• **RECORDS PROVIDED**

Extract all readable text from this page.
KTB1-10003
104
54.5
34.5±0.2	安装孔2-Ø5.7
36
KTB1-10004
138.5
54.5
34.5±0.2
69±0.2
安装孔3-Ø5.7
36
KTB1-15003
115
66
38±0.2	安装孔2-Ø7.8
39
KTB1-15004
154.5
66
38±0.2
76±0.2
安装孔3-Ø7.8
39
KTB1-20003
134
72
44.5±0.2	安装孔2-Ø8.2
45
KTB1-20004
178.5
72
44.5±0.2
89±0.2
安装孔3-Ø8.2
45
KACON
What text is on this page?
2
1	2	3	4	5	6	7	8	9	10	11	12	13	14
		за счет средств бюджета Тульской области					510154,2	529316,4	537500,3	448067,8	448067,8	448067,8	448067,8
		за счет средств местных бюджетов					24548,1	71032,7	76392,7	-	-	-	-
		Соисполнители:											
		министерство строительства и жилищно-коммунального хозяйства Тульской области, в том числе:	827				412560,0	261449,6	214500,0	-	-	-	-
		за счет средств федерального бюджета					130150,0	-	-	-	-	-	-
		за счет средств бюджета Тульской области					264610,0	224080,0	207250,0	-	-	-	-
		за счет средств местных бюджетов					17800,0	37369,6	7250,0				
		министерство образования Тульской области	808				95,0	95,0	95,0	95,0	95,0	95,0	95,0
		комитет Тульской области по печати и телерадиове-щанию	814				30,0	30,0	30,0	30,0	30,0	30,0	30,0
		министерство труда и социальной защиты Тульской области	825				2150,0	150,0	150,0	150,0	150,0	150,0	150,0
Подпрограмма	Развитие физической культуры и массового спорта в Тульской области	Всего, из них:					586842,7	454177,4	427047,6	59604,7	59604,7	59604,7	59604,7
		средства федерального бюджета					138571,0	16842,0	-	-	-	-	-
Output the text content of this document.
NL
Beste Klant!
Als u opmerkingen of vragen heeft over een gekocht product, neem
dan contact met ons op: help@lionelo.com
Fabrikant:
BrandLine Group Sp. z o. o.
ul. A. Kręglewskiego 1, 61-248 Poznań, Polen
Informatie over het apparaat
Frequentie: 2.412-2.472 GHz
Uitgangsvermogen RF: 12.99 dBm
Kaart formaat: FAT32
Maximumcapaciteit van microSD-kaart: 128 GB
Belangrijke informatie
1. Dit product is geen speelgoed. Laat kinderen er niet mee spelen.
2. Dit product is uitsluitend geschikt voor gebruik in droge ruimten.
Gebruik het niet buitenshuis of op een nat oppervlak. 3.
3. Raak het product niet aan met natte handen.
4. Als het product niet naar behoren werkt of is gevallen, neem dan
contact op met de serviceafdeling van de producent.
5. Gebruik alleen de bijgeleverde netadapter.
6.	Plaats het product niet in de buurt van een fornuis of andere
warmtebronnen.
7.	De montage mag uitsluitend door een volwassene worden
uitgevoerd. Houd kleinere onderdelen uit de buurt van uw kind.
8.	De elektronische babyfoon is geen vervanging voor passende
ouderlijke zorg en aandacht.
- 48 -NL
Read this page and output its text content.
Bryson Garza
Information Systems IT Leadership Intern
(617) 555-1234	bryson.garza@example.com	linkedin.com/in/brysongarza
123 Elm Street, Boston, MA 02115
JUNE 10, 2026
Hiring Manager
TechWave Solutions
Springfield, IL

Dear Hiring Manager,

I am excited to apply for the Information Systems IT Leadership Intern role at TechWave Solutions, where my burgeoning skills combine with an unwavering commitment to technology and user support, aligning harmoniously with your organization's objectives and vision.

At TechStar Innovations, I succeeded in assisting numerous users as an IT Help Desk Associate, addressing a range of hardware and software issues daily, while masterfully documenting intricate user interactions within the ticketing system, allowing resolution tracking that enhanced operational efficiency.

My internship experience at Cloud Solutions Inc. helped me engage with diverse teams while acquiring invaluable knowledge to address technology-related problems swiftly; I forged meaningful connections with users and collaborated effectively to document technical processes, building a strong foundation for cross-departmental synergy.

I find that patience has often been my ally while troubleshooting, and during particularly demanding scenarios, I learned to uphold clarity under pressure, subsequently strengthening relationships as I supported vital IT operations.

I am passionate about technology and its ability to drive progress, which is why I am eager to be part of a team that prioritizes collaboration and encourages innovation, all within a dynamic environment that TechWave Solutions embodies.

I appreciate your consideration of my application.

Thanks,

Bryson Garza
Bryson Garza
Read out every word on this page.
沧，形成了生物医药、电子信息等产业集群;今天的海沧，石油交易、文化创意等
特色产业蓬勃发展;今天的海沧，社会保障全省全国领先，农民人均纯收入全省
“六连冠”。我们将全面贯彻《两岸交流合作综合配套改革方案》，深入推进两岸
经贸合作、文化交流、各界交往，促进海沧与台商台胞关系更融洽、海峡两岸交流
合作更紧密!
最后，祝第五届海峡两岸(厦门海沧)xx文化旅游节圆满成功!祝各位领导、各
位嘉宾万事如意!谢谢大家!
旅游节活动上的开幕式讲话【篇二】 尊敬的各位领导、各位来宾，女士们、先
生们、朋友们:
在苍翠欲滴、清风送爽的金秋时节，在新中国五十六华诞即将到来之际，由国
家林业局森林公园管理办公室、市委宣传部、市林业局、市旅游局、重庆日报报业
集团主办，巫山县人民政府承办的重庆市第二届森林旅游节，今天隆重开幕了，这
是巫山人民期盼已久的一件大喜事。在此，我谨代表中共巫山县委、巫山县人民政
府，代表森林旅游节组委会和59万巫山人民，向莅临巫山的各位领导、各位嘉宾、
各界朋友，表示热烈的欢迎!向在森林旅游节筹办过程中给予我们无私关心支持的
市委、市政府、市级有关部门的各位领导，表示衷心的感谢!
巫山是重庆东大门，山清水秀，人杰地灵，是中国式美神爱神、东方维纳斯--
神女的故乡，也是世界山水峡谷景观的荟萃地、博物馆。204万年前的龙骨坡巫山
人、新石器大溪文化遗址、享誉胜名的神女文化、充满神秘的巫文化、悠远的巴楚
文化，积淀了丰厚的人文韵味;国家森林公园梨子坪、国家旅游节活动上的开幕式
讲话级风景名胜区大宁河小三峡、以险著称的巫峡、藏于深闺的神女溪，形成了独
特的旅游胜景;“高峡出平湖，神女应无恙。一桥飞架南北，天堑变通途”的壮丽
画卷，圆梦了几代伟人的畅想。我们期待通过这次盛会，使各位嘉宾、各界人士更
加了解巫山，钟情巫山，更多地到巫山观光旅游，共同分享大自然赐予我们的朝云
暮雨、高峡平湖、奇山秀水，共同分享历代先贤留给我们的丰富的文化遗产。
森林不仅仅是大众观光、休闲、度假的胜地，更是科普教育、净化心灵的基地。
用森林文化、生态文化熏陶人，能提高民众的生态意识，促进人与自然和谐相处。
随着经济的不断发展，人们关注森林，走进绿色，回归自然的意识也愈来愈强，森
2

• **STATED EXERCISE**
Pick out every line above that contains the word "местных" and copy it.

• **RESULT**
		за счет средств местных бюджетов					24548,1	71032,7	76392,7	-	-	-	-
		за счет средств местных бюджетов					17800,0	37369,6	7250,0				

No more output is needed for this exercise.